Data listing:
_ _ _ _ _ _ _

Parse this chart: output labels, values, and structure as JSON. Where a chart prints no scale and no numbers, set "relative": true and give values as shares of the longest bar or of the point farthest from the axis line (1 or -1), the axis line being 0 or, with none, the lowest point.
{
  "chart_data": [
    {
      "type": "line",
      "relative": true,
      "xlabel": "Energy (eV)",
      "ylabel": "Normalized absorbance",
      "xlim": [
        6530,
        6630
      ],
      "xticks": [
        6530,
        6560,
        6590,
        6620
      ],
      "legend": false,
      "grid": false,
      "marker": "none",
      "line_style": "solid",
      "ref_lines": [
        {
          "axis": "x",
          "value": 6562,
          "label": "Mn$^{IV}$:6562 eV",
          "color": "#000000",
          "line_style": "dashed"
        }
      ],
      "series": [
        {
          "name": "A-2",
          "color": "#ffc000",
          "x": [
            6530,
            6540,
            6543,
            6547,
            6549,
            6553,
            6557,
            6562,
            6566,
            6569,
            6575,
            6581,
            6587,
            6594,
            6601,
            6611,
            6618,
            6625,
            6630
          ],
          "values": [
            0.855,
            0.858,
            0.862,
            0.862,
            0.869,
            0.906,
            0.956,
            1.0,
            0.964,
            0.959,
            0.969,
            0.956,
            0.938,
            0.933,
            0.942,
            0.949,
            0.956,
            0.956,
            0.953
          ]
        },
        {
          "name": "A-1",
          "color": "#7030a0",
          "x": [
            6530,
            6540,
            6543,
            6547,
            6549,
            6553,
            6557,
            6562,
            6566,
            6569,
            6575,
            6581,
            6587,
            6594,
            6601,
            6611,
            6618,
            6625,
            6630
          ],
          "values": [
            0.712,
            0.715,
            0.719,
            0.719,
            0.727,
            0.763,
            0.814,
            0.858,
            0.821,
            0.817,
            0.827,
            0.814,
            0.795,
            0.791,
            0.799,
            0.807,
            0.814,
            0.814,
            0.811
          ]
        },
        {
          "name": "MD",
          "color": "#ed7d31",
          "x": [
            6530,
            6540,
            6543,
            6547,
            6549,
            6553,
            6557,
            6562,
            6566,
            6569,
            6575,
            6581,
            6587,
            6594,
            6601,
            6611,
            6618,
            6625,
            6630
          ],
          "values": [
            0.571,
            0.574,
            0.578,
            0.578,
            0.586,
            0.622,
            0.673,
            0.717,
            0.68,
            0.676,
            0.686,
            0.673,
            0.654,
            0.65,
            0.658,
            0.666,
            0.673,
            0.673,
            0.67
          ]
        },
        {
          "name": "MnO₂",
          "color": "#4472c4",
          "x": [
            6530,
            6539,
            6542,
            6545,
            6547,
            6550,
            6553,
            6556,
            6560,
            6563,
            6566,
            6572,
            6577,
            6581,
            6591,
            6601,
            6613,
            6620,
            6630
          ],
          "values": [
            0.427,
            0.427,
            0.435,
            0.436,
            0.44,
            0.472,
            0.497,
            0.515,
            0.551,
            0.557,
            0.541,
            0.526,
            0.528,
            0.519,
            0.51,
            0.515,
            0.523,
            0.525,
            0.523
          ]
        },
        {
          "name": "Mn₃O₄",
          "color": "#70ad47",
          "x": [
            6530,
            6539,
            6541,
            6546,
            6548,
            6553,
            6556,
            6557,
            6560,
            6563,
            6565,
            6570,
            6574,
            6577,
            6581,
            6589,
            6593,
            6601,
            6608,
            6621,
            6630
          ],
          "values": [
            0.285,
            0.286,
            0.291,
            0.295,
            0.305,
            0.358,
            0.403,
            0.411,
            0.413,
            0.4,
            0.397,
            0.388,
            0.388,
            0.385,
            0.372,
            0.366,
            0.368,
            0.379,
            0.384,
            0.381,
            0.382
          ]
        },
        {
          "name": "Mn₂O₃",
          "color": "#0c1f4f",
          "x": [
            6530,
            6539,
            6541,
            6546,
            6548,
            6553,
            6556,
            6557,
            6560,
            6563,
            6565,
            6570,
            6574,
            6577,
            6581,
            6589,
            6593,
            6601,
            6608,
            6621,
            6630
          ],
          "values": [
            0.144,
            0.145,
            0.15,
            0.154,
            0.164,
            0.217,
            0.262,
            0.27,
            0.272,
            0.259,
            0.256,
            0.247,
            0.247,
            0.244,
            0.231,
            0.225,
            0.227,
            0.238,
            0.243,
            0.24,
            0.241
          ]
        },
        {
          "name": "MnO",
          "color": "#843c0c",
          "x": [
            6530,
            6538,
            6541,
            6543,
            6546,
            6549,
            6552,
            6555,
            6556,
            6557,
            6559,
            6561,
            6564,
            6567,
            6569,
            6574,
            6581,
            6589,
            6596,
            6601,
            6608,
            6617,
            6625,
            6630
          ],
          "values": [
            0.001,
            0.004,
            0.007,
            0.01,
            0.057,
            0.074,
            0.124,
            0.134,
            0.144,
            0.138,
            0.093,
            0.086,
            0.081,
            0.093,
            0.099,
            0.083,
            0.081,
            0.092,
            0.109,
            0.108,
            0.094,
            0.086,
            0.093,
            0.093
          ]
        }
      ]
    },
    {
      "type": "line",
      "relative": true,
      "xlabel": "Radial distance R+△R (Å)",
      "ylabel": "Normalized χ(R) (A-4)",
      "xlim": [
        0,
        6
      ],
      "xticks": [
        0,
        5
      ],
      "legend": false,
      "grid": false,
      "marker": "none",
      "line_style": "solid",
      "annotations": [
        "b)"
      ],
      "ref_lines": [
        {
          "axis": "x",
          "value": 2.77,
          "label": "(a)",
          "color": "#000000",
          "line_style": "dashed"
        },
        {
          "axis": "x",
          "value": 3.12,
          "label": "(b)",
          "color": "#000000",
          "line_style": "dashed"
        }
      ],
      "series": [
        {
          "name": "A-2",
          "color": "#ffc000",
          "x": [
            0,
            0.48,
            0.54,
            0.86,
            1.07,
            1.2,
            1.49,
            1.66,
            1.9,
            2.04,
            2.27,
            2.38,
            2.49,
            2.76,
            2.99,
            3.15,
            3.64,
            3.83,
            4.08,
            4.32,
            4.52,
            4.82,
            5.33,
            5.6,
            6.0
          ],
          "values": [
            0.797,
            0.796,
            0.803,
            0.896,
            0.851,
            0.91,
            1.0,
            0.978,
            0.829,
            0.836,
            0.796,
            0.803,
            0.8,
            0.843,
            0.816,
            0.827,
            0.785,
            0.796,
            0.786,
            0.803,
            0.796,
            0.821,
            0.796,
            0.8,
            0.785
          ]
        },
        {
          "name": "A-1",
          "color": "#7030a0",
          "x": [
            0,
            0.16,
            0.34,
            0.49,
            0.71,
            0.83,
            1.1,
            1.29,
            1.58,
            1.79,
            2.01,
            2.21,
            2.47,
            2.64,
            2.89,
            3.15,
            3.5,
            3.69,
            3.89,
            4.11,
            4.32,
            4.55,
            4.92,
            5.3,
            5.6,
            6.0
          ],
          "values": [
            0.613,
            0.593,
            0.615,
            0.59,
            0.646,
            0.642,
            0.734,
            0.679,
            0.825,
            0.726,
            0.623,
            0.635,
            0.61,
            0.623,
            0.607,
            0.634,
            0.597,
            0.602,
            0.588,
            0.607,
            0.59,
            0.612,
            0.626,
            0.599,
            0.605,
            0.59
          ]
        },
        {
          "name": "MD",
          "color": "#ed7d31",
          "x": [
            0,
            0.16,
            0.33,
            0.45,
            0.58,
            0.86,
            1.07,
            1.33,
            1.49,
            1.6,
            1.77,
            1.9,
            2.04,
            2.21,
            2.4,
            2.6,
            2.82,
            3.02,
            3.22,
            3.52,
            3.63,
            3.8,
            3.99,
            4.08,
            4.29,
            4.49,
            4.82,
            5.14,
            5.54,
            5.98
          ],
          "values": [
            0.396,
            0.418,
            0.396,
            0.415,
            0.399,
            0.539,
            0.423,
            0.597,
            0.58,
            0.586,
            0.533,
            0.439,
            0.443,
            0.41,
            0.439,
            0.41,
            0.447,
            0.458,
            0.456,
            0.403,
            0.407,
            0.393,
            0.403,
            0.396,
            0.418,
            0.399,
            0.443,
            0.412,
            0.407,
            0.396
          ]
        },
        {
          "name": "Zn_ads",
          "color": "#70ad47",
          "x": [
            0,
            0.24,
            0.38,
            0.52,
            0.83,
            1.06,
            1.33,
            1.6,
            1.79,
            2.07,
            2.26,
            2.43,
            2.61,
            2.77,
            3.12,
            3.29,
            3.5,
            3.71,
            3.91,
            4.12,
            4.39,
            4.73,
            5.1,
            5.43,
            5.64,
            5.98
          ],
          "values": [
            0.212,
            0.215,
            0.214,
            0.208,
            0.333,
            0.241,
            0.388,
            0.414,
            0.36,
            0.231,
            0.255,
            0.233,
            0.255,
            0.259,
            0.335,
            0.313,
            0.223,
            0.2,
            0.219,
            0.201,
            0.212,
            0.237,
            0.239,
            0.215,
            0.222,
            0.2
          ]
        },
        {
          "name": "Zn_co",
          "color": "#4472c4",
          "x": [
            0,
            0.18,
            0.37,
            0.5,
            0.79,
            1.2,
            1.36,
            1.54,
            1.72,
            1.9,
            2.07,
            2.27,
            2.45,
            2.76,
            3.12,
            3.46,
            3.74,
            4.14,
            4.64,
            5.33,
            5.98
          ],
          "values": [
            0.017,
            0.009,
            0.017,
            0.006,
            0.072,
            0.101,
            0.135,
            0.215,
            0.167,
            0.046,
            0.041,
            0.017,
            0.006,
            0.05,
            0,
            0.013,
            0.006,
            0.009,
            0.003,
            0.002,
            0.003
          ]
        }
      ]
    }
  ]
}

_ _ _ _ _ _ _

Gather each line in the data that holds the string "name".

          "name": "A-2",
          "name": "A-1",
          "name": "MD",
          "name": "MnO₂",
          "name": "Mn₃O₄",
          "name": "Mn₂O₃",
          "name": "MnO",
          "name": "A-2",
          "name": "A-1",
          "name": "MD",
          "name": "Zn_ads",
          "name": "Zn_co",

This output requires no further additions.